[Extracted data]
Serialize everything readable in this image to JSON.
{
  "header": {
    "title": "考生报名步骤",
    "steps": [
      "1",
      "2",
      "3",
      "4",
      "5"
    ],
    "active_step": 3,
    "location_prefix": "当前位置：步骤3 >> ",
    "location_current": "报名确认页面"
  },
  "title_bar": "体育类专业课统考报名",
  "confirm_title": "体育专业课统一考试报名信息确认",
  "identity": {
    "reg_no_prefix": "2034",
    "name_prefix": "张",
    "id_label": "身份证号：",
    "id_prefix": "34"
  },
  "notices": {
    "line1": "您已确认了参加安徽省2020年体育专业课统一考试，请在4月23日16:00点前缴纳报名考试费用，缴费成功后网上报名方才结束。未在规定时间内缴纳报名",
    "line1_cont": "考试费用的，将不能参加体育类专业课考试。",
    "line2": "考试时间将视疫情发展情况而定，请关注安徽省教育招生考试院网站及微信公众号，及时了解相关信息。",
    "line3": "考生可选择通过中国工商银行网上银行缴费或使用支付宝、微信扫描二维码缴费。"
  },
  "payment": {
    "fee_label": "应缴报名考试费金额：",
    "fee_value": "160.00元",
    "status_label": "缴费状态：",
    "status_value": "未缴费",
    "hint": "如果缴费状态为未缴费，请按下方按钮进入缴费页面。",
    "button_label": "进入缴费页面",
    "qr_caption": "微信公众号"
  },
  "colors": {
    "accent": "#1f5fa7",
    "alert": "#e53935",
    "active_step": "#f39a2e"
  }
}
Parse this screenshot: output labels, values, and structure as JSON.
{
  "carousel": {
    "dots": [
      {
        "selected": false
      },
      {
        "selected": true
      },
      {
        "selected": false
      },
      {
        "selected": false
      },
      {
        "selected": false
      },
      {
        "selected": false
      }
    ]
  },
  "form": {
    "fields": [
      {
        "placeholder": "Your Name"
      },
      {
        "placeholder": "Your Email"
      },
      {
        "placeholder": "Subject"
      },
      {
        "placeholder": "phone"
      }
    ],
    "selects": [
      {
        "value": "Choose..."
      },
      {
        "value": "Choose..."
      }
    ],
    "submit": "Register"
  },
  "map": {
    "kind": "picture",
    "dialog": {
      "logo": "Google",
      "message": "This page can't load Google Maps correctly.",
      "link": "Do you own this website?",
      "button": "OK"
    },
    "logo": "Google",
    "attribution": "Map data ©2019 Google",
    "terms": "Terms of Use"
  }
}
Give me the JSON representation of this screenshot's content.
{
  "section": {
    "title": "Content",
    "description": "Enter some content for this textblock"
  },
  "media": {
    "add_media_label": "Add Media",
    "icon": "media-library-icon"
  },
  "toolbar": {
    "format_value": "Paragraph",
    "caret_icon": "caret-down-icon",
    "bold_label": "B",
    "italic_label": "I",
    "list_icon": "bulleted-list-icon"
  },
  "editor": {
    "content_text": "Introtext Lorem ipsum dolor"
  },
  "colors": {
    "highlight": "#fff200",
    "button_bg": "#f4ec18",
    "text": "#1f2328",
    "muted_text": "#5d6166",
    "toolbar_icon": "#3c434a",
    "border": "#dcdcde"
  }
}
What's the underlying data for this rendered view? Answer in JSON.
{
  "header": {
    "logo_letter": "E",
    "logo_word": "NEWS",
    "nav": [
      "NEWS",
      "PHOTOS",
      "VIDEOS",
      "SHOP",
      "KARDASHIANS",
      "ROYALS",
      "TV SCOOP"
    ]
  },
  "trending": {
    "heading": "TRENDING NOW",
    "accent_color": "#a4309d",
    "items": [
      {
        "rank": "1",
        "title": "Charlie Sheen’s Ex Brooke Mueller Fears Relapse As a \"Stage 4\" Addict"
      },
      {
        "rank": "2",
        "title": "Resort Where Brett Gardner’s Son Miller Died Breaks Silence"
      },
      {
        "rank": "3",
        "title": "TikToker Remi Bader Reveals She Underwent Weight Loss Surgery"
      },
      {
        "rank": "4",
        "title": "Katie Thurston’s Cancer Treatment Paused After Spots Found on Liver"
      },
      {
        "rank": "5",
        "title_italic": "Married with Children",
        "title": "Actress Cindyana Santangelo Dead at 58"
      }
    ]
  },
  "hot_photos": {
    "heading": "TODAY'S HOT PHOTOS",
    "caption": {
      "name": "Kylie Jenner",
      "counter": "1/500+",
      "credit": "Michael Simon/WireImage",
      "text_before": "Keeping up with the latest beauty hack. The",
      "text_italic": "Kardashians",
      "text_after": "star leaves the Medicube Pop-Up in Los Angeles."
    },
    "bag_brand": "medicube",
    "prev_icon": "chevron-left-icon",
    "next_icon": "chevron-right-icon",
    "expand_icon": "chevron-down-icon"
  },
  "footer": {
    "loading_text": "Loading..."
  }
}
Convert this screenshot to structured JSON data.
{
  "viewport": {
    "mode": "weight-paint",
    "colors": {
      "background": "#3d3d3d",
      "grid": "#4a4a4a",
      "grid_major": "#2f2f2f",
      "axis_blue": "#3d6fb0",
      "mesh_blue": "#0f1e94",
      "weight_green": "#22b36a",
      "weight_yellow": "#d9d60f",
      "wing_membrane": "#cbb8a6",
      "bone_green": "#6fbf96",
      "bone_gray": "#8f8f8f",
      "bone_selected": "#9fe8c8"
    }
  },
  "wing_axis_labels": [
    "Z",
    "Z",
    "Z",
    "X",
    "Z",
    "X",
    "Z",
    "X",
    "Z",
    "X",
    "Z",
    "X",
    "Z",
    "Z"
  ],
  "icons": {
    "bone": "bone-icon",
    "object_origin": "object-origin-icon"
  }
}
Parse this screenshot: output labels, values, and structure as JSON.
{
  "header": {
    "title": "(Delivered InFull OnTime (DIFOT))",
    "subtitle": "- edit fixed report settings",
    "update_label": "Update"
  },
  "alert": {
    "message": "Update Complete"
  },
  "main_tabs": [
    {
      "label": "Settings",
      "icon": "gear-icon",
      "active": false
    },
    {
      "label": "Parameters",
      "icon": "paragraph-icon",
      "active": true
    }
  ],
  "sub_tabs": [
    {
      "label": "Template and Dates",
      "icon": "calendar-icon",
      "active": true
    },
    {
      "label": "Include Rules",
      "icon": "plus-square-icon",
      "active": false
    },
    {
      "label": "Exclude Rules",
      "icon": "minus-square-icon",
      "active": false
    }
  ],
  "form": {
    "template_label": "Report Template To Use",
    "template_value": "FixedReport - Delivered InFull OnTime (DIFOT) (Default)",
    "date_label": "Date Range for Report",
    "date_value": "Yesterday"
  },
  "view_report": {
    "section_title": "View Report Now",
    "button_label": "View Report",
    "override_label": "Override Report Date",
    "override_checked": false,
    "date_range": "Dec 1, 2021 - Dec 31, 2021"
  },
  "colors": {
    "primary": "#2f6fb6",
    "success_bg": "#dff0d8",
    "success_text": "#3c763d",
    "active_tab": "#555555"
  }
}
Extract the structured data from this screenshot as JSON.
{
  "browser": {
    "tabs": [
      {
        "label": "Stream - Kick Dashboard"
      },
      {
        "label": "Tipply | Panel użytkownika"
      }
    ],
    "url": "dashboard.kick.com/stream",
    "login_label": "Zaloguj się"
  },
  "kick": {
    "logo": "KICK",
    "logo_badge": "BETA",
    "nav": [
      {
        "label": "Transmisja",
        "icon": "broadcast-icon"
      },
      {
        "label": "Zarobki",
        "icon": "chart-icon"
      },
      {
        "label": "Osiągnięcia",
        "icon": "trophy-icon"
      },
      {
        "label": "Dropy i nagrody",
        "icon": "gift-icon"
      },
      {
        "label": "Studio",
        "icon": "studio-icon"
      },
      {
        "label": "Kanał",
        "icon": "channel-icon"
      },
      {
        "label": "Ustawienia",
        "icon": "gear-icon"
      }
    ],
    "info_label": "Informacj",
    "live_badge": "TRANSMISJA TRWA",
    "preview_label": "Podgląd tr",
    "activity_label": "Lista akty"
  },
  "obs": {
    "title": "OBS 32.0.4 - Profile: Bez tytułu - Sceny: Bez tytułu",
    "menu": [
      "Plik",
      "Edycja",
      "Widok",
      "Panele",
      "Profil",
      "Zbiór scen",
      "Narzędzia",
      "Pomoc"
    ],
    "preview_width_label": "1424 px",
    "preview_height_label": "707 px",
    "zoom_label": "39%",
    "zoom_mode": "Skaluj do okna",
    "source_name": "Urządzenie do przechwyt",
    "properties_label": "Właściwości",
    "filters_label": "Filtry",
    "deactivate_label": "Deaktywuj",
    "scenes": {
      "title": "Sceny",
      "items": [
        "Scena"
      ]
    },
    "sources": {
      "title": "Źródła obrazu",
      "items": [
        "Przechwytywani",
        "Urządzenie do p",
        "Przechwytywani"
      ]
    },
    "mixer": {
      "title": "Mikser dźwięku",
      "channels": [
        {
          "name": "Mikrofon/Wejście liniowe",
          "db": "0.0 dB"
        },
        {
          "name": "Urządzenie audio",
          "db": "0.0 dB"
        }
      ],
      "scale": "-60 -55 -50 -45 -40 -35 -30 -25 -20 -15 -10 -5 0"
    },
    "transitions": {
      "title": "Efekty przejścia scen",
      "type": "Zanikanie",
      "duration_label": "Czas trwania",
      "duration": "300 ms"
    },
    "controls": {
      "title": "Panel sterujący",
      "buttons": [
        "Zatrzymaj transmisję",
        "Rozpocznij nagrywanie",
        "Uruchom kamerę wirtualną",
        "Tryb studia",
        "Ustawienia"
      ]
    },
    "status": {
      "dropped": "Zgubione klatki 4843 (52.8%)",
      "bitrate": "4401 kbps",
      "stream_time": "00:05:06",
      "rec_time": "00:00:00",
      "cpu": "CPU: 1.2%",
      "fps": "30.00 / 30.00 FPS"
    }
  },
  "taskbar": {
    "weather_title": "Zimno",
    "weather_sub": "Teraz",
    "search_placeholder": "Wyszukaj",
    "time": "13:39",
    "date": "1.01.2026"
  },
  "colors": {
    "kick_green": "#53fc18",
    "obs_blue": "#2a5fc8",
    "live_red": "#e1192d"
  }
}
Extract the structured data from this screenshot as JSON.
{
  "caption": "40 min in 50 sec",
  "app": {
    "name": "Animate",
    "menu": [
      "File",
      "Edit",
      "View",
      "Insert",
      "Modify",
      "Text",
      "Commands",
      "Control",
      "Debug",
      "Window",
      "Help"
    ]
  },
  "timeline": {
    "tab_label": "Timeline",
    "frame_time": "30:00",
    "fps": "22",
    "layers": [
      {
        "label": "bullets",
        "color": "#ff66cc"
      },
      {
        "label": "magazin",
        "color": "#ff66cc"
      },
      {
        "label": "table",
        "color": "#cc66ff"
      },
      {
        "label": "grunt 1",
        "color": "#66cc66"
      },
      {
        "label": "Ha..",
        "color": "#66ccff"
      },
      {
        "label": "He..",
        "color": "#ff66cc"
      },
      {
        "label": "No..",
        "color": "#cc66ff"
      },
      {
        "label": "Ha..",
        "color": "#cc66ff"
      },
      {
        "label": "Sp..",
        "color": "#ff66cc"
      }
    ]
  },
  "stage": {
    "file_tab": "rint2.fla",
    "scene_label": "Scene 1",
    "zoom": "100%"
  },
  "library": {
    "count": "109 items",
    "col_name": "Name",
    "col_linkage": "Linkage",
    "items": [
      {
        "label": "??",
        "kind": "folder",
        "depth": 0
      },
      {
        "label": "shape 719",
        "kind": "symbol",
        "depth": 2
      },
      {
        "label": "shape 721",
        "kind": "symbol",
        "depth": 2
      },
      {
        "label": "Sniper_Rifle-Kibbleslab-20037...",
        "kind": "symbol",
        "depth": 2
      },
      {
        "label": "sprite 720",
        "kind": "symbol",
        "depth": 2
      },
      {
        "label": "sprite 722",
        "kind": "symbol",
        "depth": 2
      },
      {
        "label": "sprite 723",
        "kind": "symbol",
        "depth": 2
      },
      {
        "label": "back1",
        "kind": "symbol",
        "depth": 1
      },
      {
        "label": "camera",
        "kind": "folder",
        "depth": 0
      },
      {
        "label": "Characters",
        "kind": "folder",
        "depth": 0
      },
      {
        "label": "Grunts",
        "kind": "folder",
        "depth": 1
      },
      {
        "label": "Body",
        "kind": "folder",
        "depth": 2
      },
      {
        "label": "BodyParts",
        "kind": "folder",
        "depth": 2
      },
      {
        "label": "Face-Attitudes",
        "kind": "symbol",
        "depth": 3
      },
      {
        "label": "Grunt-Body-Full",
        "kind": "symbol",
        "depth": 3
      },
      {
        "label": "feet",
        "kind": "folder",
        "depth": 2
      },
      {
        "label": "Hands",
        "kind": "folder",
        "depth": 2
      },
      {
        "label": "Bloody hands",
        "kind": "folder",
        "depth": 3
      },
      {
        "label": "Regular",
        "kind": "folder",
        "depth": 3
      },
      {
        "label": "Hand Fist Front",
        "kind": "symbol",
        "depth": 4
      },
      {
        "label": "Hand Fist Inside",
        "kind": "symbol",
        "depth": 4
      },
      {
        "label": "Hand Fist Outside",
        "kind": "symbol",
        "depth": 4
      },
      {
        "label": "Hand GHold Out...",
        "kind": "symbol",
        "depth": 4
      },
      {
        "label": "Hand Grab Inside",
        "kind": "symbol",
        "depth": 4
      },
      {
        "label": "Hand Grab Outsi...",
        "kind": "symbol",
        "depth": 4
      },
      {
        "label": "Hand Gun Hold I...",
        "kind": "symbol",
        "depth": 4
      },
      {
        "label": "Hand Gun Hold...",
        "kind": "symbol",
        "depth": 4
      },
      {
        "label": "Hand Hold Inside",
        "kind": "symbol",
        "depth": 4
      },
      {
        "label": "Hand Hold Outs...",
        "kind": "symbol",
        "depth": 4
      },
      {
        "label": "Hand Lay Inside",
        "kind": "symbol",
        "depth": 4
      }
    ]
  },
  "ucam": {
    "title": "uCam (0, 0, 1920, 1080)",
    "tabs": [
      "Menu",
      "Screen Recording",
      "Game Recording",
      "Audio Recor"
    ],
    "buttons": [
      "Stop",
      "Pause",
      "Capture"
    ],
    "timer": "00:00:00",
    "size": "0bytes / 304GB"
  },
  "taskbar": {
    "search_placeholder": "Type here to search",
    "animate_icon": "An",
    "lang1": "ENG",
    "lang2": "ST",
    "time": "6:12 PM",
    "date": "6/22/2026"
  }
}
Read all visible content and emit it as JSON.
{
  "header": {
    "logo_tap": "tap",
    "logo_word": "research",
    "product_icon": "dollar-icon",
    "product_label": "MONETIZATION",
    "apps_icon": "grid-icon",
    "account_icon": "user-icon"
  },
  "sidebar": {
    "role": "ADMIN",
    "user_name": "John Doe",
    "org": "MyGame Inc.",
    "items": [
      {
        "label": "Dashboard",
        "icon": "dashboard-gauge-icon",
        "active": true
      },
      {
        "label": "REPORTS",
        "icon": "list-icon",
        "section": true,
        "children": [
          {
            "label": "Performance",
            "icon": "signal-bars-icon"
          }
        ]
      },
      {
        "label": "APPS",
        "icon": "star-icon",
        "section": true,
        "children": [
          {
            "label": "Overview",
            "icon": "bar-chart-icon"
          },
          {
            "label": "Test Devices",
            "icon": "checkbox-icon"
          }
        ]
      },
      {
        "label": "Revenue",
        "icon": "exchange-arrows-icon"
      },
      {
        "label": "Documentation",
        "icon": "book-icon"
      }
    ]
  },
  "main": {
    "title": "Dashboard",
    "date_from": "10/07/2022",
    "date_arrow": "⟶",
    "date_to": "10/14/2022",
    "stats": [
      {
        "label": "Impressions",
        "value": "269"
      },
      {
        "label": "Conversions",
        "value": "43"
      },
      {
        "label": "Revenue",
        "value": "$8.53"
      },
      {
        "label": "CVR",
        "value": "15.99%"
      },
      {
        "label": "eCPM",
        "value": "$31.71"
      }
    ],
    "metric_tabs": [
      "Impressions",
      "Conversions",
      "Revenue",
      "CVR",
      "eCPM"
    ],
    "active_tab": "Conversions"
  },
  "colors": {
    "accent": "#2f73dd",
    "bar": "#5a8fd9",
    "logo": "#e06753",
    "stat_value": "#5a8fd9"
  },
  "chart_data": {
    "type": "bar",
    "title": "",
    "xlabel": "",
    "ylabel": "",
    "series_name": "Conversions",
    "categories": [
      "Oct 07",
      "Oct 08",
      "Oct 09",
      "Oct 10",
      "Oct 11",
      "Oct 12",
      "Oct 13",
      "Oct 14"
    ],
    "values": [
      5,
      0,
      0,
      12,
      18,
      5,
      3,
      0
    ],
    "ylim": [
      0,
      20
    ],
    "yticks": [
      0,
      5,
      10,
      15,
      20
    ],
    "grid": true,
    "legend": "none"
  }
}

[Exercise directions] In the listing above, locate each line with "true" and copy it.

[Written answer]
        "selected": true
      "active": true
      "active": true
        "active": true
        "section": true,
        "section": true,
    "grid": true,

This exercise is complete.